(Saved data entries)
══════════

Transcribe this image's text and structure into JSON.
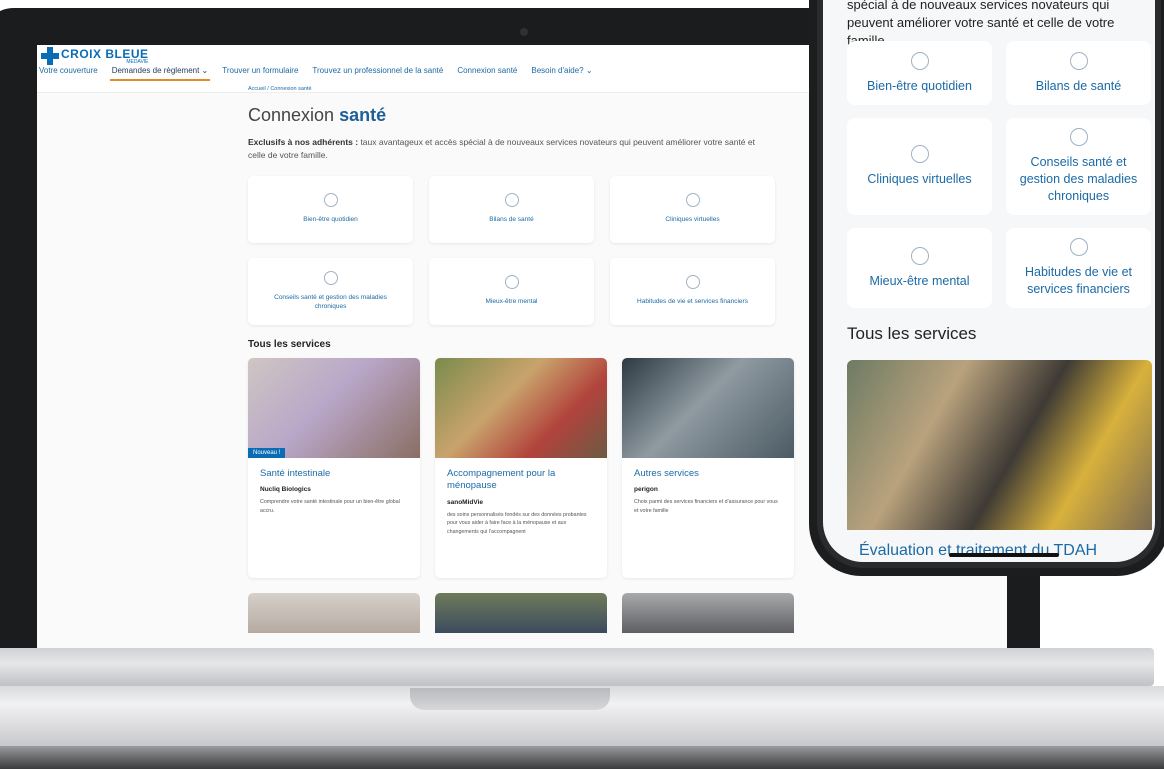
{
  "site": {
    "logo_main": "CROIX BLEUE",
    "logo_sub": "MEDAVIE",
    "nav": [
      {
        "label": "Votre couverture",
        "active": false
      },
      {
        "label": "Demandes de règlement ⌄",
        "active": true
      },
      {
        "label": "Trouver un formulaire",
        "active": false
      },
      {
        "label": "Trouvez un professionnel de la santé",
        "active": false
      },
      {
        "label": "Connexion santé",
        "active": false
      },
      {
        "label": "Besoin d'aide? ⌄",
        "active": false
      }
    ],
    "breadcrumb": "Accueil / Connexion santé",
    "title_part1": "Connexion ",
    "title_part2": "santé",
    "intro_bold": "Exclusifs à nos adhérents :",
    "intro_rest": " taux avantageux et accès spécial à de nouveaux services novateurs qui peuvent améliorer votre santé et celle de votre famille.",
    "categories": [
      {
        "label": "Bien-être quotidien",
        "icon": "lotus-icon"
      },
      {
        "label": "Bilans de santé",
        "icon": "bar-chart-icon"
      },
      {
        "label": "Cliniques virtuelles",
        "icon": "person-icon"
      },
      {
        "label": "Conseils santé et gestion des maladies chroniques",
        "icon": "hand-heart-icon"
      },
      {
        "label": "Mieux-être mental",
        "icon": "head-icon"
      },
      {
        "label": "Habitudes de vie et services financiers",
        "icon": "plus-circle-icon"
      }
    ],
    "all_services_title": "Tous les services",
    "services": [
      {
        "badge": "Nouveau !",
        "title": "Santé intestinale",
        "partner": "Nucliq Biologics",
        "desc": "Comprendre votre santé intestinale pour un bien-être global accru."
      },
      {
        "badge": "",
        "title": "Accompagnement pour la ménopause",
        "partner": "sanoMidVie",
        "desc": "des soins personnalisés fondés sur des données probantes pour vous aider à faire face à la ménopause et aux changements qui l'accompagnent"
      },
      {
        "badge": "",
        "title": "Autres services",
        "partner": "perigon",
        "desc": "Choix parmi des services financiers et d'assurance pour vous et votre famille"
      }
    ]
  },
  "phone": {
    "intro": "spécial à de nouveaux services novateurs qui peuvent améliorer votre santé et celle de votre famille.",
    "categories": [
      {
        "label": "Bien-être quotidien",
        "icon": "lotus-icon"
      },
      {
        "label": "Bilans de santé",
        "icon": "bar-chart-icon"
      },
      {
        "label": "Cliniques virtuelles",
        "icon": "person-icon"
      },
      {
        "label": "Conseils santé et gestion des maladies chroniques",
        "icon": "hand-heart-icon"
      },
      {
        "label": "Mieux-être mental",
        "icon": "head-icon"
      },
      {
        "label": "Habitudes de vie et services financiers",
        "icon": "plus-circle-icon"
      }
    ],
    "all_services_title": "Tous les services",
    "featured_service_title": "Évaluation et traitement du TDAH"
  }
}
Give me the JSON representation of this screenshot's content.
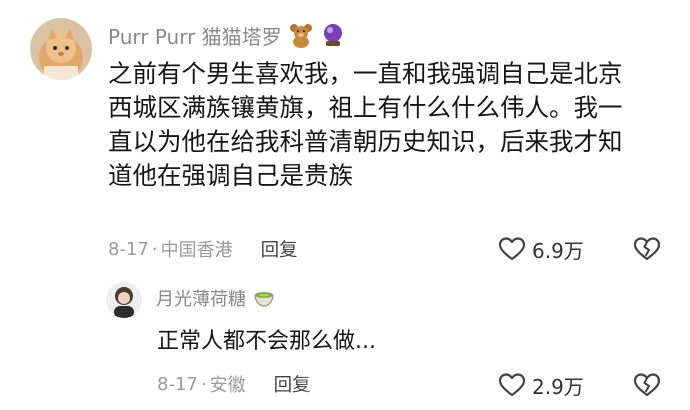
{
  "comment": {
    "username": "Purr Purr 猫猫塔罗",
    "badges": [
      "teddy-bear-icon",
      "crystal-ball-icon"
    ],
    "text_lines": [
      "之前有个男生喜欢我，一直和我强调自己是北京",
      "西城区满族镶黄旗，祖上有什么什么伟人。我一",
      "直以为他在给我科普清朝历史知识，后来我才知",
      "道他在强调自己是贵族"
    ],
    "date": "8-17",
    "location": "中国香港",
    "reply_label": "回复",
    "likes": "6.9万"
  },
  "reply": {
    "username": "月光薄荷糖",
    "badges": [
      "matcha-tea-icon"
    ],
    "text": "正常人都不会那么做...",
    "date": "8-17",
    "location": "安徽",
    "reply_label": "回复",
    "likes": "2.9万"
  },
  "colors": {
    "text": "#161616",
    "muted": "#8a8a8a",
    "icon": "#444444"
  }
}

══════════

◆ **Set exercise**:
Wherever a line in the data above holds "ménopause", copy that line.

◆ **The reply**:
        "title": "Accompagnement pour la ménopause",
        "desc": "des soins personnalisés fondés sur des données probantes pour vous aider à faire face à la ménopause et aux changements qui l'accompagnent"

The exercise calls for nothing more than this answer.